## [WORK REQUIRED]
Exclude any images and output the remaining records exactly.

┌────────

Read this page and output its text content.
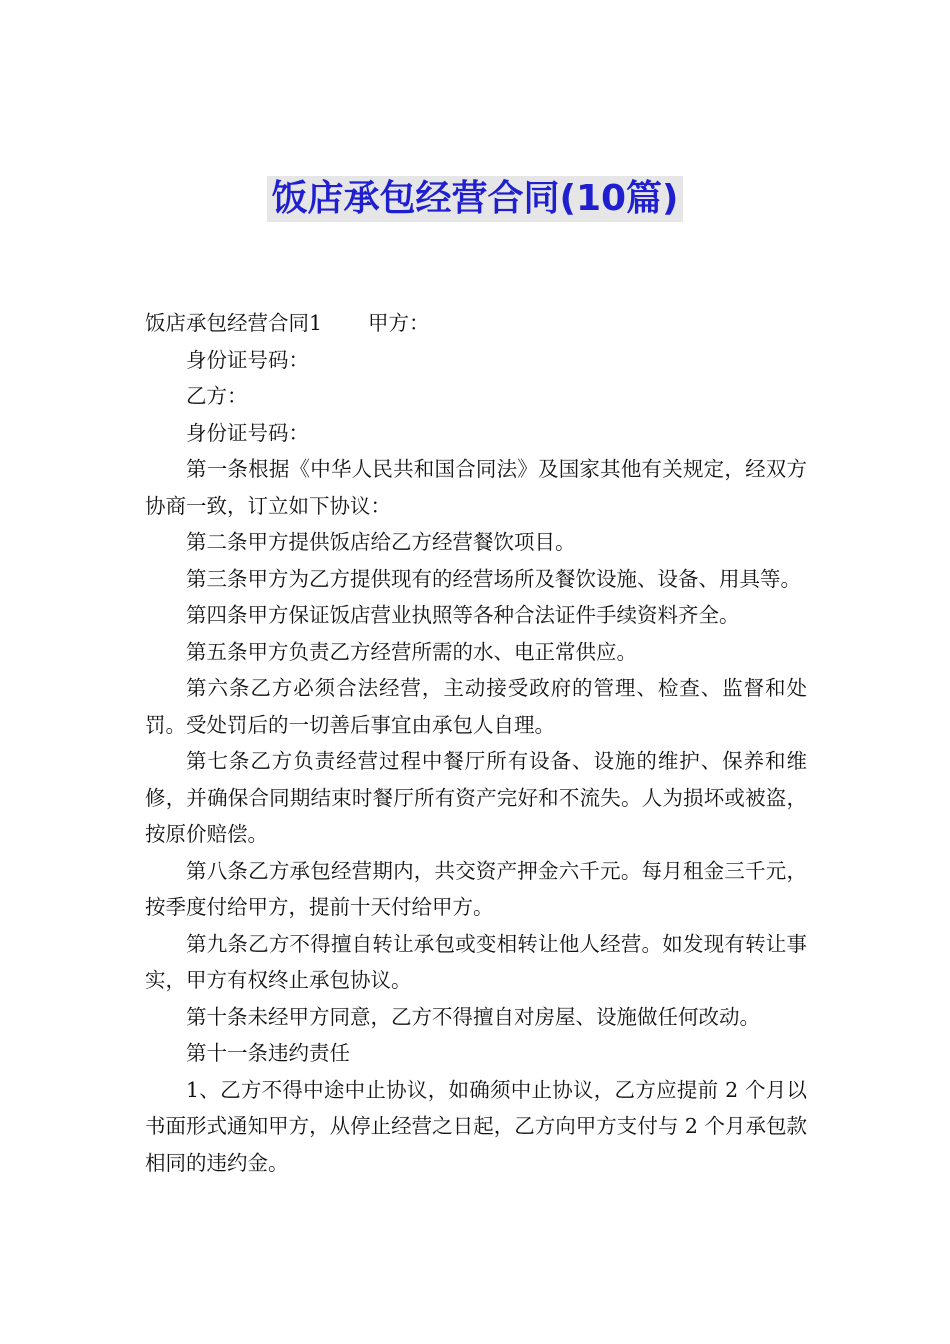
饭店承包经营合同(10篇)

饭店承包经营合同1 甲方：

身份证号码：

乙方：

身份证号码：

第一条根据《中华人民共和国合同法》及国家其他有关规定，经双方协商一致，订立如下协议：

第二条甲方提供饭店给乙方经营餐饮项目。

第三条甲方为乙方提供现有的经营场所及餐饮设施、设备、用具等。

第四条甲方保证饭店营业执照等各种合法证件手续资料齐全。

第五条甲方负责乙方经营所需的水、电正常供应。

第六条乙方必须合法经营，主动接受政府的管理、检查、监督和处罚。受处罚后的一切善后事宜由承包人自理。

第七条乙方负责经营过程中餐厅所有设备、设施的维护、保养和维修，并确保合同期结束时餐厅所有资产完好和不流失。人为损坏或被盗，按原价赔偿。

第八条乙方承包经营期内，共交资产押金六千元。每月租金三千元，按季度付给甲方，提前十天付给甲方。

第九条乙方不得擅自转让承包或变相转让他人经营。如发现有转让事实，甲方有权终止承包协议。

第十条未经甲方同意，乙方不得擅自对房屋、设施做任何改动。

第十一条违约责任

1、乙方不得中途中止协议，如确须中止协议，乙方应提前 2 个月以书面形式通知甲方，从停止经营之日起，乙方向甲方支付与 2 个月承包款相同的违约金。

└────────

## [ANSWER BELOW]
Read this page and output its text content.
饭店承包经营合同(10篇)

饭店承包经营合同1 甲方：

身份证号码：

乙方：

身份证号码：

第一条根据《中华人民共和国合同法》及国家其他有关规定，经双方协商一致，订立如下协议：

第二条甲方提供饭店给乙方经营餐饮项目。

第三条甲方为乙方提供现有的经营场所及餐饮设施、设备、用具等。

第四条甲方保证饭店营业执照等各种合法证件手续资料齐全。

第五条甲方负责乙方经营所需的水、电正常供应。

第六条乙方必须合法经营，主动接受政府的管理、检查、监督和处罚。受处罚后的一切善后事宜由承包人自理。

第七条乙方负责经营过程中餐厅所有设备、设施的维护、保养和维修，并确保合同期结束时餐厅所有资产完好和不流失。人为损坏或被盗，按原价赔偿。

第八条乙方承包经营期内，共交资产押金六千元。每月租金三千元，按季度付给甲方，提前十天付给甲方。

第九条乙方不得擅自转让承包或变相转让他人经营。如发现有转让事实，甲方有权终止承包协议。

第十条未经甲方同意，乙方不得擅自对房屋、设施做任何改动。

第十一条违约责任

1、乙方不得中途中止协议，如确须中止协议，乙方应提前 2 个月以书面形式通知甲方，从停止经营之日起，乙方向甲方支付与 2 个月承包款相同的违约金。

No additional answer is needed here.